▶ Dataset entries:

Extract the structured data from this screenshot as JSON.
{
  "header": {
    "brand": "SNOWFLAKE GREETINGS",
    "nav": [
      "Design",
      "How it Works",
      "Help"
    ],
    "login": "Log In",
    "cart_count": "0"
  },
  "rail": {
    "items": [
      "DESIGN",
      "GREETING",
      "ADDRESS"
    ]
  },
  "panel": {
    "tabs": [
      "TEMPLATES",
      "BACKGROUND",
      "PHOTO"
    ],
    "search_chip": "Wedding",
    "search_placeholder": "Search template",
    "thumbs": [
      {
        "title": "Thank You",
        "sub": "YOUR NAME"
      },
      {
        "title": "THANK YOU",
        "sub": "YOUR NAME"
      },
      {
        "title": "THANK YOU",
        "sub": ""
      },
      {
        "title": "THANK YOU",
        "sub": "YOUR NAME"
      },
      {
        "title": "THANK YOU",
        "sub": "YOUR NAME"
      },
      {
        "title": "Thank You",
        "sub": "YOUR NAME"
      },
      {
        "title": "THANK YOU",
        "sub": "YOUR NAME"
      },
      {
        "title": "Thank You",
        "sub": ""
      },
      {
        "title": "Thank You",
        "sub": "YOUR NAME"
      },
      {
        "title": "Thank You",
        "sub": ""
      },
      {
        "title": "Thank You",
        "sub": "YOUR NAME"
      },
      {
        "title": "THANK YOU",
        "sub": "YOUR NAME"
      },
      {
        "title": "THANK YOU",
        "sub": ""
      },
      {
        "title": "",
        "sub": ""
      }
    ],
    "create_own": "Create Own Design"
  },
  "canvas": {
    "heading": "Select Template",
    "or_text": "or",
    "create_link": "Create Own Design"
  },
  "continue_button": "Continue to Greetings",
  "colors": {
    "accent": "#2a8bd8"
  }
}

▶ Required task: Repeat the entries above exactly, leaving nothing out.

▶ Finished answer:
Extract the structured data from this screenshot as JSON.
{
  "header": {
    "brand": "SNOWFLAKE GREETINGS",
    "nav": [
      "Design",
      "How it Works",
      "Help"
    ],
    "login": "Log In",
    "cart_count": "0"
  },
  "rail": {
    "items": [
      "DESIGN",
      "GREETING",
      "ADDRESS"
    ]
  },
  "panel": {
    "tabs": [
      "TEMPLATES",
      "BACKGROUND",
      "PHOTO"
    ],
    "search_chip": "Wedding",
    "search_placeholder": "Search template",
    "thumbs": [
      {
        "title": "Thank You",
        "sub": "YOUR NAME"
      },
      {
        "title": "THANK YOU",
        "sub": "YOUR NAME"
      },
      {
        "title": "THANK YOU",
        "sub": ""
      },
      {
        "title": "THANK YOU",
        "sub": "YOUR NAME"
      },
      {
        "title": "THANK YOU",
        "sub": "YOUR NAME"
      },
      {
        "title": "Thank You",
        "sub": "YOUR NAME"
      },
      {
        "title": "THANK YOU",
        "sub": "YOUR NAME"
      },
      {
        "title": "Thank You",
        "sub": ""
      },
      {
        "title": "Thank You",
        "sub": "YOUR NAME"
      },
      {
        "title": "Thank You",
        "sub": ""
      },
      {
        "title": "Thank You",
        "sub": "YOUR NAME"
      },
      {
        "title": "THANK YOU",
        "sub": "YOUR NAME"
      },
      {
        "title": "THANK YOU",
        "sub": ""
      },
      {
        "title": "",
        "sub": ""
      }
    ],
    "create_own": "Create Own Design"
  },
  "canvas": {
    "heading": "Select Template",
    "or_text": "or",
    "create_link": "Create Own Design"
  },
  "continue_button": "Continue to Greetings",
  "colors": {
    "accent": "#2a8bd8"
  }
}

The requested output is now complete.